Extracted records
_ _ _ _
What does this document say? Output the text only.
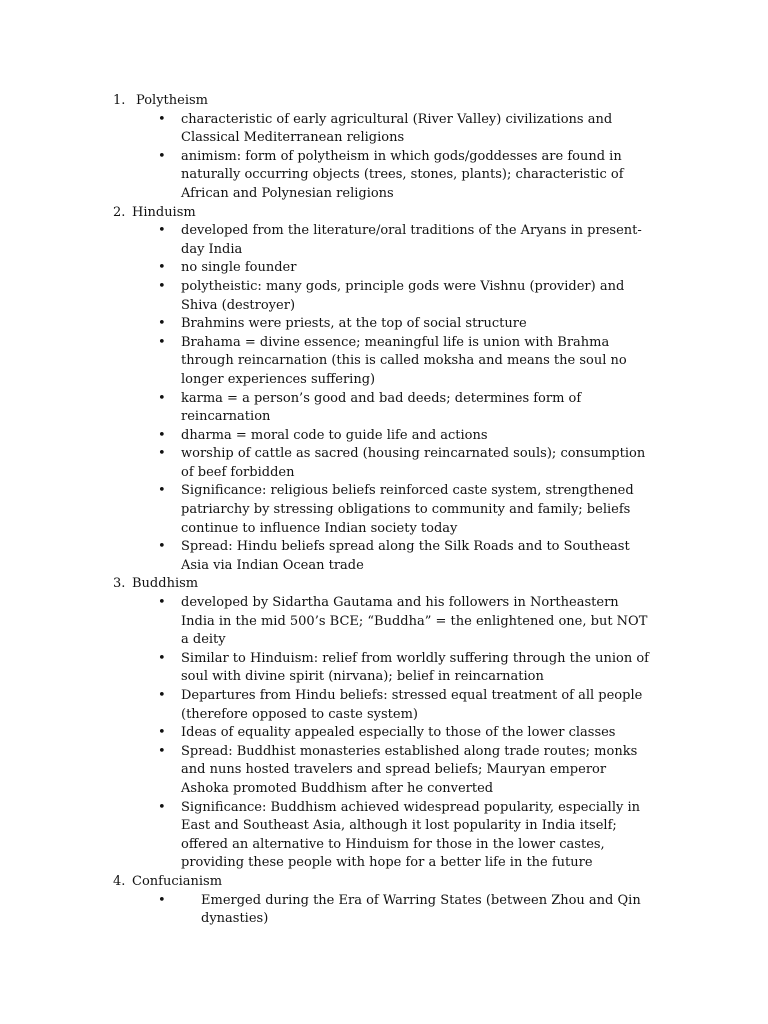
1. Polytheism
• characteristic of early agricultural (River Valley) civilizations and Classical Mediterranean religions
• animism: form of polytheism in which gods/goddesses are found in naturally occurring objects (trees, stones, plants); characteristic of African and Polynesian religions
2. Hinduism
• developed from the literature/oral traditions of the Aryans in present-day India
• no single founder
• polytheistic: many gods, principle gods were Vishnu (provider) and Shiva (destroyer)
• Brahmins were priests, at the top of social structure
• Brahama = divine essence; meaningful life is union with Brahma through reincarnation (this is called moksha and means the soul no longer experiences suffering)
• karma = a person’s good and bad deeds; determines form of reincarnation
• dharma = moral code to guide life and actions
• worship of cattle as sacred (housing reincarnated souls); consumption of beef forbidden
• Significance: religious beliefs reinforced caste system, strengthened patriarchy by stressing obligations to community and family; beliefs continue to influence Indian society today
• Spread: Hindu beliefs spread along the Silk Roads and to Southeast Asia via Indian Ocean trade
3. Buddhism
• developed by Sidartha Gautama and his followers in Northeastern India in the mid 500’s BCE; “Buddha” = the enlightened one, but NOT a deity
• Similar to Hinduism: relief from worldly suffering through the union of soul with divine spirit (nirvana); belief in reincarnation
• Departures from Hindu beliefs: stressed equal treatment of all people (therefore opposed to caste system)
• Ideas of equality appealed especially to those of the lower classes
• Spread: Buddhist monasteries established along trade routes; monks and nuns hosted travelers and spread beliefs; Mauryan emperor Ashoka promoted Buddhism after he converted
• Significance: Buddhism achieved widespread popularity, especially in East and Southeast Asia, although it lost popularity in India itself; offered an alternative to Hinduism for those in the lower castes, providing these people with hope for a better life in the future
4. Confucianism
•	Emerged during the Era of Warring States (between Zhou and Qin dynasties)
_ _ _ _
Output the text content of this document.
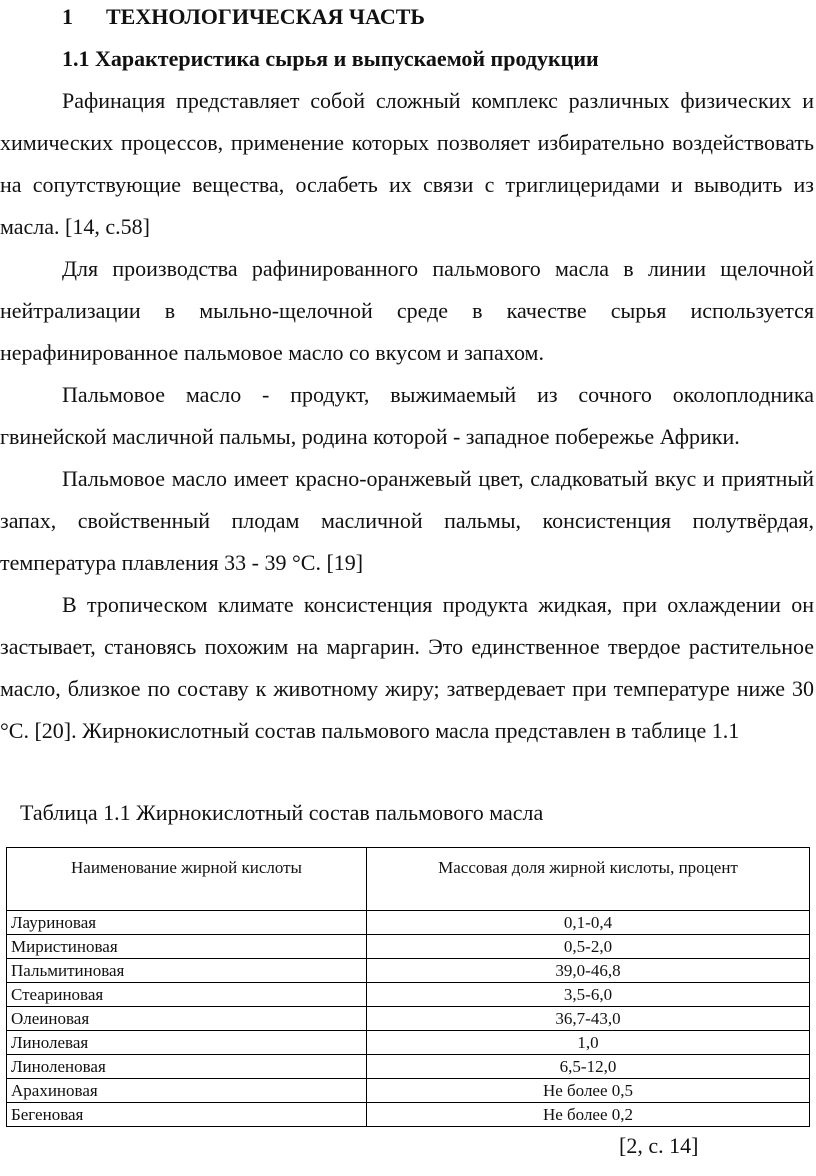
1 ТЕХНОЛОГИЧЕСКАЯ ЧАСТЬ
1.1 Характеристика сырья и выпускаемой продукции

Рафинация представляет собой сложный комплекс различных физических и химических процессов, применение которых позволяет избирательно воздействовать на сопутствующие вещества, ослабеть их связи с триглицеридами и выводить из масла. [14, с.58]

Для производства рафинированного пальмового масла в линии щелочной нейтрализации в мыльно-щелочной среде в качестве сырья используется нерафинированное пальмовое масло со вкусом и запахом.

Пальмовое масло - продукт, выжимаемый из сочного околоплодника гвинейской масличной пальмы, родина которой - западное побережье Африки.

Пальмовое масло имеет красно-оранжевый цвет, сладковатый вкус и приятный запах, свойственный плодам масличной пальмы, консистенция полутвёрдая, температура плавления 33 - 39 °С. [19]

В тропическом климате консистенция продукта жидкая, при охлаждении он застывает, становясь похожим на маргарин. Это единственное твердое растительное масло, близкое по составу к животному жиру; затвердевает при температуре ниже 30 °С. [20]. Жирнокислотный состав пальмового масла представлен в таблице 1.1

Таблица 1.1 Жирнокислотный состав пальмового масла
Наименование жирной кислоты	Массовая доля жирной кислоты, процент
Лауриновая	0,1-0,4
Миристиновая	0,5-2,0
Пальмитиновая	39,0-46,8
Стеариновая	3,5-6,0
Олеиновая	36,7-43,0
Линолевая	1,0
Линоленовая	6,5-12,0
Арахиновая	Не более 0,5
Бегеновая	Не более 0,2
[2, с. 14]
_ _ _ _
# Task prompt:
Gather each line of the listing containing the word "консистенция" and show it.

# Output for this task:
Пальмовое масло имеет красно-оранжевый цвет, сладковатый вкус и приятный запах, свойственный плодам масличной пальмы, консистенция полутвёрдая, температура плавления 33 - 39 °С. [19]
В тропическом климате консистенция продукта жидкая, при охлаждении он застывает, становясь похожим на маргарин. Это единственное твердое растительное масло, близкое по составу к животному жиру; затвердевает при температуре ниже 30 °С. [20]. Жирнокислотный состав пальмового масла представлен в таблице 1.1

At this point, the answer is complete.